Problem statement: Take every line from the material that has the word "viteza" in it.

-- begin Data provided --

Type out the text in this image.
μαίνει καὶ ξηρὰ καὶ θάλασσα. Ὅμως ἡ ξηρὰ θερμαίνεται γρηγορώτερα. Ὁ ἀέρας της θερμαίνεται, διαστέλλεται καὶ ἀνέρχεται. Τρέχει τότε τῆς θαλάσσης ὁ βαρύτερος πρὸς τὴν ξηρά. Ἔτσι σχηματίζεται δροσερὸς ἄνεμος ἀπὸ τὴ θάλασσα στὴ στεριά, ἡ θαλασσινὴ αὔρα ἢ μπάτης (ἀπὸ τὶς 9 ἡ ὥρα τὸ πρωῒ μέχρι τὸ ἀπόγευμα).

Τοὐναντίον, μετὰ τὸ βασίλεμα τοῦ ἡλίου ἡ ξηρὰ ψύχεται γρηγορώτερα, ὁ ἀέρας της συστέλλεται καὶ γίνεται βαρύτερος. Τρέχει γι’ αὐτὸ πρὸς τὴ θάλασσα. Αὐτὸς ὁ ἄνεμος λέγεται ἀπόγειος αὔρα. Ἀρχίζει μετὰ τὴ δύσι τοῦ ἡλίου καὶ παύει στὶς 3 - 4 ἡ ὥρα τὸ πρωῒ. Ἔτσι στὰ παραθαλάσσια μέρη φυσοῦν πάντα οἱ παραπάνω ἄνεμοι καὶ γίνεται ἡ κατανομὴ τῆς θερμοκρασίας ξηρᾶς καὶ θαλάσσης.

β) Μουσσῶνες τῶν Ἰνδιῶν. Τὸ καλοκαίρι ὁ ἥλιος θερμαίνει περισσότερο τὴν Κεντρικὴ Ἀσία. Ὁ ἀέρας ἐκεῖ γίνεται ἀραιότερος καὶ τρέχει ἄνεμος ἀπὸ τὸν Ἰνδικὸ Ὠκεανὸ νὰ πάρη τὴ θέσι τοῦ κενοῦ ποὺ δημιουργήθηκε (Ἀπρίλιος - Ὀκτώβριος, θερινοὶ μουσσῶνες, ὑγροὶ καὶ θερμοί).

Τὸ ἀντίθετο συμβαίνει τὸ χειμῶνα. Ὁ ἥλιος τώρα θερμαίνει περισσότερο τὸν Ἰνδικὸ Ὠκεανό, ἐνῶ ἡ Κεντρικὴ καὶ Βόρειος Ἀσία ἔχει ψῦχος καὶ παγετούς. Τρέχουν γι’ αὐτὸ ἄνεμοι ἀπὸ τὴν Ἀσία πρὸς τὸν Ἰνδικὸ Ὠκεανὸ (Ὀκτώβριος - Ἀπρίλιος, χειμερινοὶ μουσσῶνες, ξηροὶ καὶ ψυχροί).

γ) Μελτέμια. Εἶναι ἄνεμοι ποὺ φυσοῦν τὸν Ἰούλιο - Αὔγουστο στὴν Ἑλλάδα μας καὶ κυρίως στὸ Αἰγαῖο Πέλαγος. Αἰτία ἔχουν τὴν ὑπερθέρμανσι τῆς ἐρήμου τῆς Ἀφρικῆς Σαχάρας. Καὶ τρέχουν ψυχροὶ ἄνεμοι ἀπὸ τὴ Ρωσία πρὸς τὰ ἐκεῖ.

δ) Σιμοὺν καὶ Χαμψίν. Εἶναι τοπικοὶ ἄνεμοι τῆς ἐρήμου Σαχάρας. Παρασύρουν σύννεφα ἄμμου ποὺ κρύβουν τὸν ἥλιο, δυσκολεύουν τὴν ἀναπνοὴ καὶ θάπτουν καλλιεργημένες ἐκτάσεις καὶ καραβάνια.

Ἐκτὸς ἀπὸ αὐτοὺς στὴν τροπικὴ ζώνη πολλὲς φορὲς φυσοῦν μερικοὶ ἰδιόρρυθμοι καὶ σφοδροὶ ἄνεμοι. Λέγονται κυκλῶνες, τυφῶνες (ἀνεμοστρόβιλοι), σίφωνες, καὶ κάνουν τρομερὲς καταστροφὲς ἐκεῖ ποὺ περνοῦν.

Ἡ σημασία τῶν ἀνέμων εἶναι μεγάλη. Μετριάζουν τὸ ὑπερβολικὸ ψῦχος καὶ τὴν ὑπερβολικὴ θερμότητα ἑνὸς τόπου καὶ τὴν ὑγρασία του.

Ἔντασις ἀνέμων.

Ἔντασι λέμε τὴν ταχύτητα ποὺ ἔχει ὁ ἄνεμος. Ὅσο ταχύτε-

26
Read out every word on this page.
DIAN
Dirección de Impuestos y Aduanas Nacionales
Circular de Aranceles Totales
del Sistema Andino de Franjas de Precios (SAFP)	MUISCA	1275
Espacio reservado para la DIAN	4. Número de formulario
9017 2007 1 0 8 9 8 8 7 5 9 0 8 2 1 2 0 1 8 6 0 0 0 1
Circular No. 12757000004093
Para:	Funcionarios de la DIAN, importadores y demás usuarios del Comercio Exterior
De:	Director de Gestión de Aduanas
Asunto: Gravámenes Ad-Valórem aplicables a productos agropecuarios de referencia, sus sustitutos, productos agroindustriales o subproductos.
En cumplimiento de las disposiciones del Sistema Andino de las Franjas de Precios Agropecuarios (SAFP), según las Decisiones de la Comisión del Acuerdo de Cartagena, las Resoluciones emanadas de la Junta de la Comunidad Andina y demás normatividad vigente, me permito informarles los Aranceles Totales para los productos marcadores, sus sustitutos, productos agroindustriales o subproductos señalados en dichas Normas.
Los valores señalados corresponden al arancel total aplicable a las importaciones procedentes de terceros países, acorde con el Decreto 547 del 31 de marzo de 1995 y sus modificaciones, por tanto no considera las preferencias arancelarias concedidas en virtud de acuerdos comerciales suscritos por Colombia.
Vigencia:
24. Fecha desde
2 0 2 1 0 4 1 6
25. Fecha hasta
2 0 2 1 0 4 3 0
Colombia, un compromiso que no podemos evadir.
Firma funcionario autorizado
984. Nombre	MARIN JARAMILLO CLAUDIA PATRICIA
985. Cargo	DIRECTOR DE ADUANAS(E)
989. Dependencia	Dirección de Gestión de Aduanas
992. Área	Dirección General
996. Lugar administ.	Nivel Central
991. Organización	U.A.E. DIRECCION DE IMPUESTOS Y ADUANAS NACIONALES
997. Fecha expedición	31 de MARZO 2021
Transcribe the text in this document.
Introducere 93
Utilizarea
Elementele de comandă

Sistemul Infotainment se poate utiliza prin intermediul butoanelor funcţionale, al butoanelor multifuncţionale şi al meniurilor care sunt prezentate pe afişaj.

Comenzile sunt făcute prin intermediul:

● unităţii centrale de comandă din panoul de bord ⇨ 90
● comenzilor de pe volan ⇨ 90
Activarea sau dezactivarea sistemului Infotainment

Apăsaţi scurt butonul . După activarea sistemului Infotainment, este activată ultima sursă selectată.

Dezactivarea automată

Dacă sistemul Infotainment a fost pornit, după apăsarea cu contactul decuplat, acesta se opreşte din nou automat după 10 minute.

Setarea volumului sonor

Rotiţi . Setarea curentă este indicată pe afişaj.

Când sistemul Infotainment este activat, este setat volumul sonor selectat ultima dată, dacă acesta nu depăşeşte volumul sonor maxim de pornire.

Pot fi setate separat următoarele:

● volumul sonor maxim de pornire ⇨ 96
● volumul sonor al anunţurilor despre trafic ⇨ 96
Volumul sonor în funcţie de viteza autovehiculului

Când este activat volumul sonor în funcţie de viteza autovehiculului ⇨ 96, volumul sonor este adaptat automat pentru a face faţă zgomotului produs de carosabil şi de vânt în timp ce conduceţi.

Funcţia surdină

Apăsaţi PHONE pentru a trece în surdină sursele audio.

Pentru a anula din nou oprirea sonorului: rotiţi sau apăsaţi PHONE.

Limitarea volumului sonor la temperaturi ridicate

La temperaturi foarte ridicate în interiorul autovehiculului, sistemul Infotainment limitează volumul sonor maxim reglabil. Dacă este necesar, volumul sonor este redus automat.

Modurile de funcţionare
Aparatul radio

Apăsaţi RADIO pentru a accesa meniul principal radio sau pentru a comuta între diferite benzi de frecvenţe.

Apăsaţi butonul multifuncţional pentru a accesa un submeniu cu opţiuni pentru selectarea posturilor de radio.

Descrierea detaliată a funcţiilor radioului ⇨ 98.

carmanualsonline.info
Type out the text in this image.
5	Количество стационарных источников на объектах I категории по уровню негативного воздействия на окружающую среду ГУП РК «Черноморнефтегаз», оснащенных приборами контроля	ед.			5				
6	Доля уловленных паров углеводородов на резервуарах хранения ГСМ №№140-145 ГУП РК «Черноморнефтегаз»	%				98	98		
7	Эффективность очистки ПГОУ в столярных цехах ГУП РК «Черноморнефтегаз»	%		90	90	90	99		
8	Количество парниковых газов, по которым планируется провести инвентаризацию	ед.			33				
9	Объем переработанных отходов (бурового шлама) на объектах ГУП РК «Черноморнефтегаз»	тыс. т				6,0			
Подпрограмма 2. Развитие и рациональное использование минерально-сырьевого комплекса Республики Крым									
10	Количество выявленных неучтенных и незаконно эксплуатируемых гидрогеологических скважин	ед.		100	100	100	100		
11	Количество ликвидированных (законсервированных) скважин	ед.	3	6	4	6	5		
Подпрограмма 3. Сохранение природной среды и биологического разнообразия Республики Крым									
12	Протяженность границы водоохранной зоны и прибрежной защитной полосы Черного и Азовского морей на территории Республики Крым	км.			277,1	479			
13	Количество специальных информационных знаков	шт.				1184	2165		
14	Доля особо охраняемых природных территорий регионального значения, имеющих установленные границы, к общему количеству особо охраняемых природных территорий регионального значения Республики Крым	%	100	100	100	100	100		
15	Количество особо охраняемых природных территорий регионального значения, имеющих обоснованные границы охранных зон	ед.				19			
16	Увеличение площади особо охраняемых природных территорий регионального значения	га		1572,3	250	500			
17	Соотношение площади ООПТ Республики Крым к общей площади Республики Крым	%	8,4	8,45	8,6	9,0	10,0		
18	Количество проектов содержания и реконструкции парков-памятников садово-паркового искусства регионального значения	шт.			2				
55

-- end Data provided --

Full output:
Volumul sonor în funcţie de viteza autovehiculului
Când este activat volumul sonor în funcţie de viteza autovehiculului ⇨ 96, volumul sonor este adaptat automat pentru a face faţă zgomotului produs de carosabil şi de vânt în timp ce conduceţi.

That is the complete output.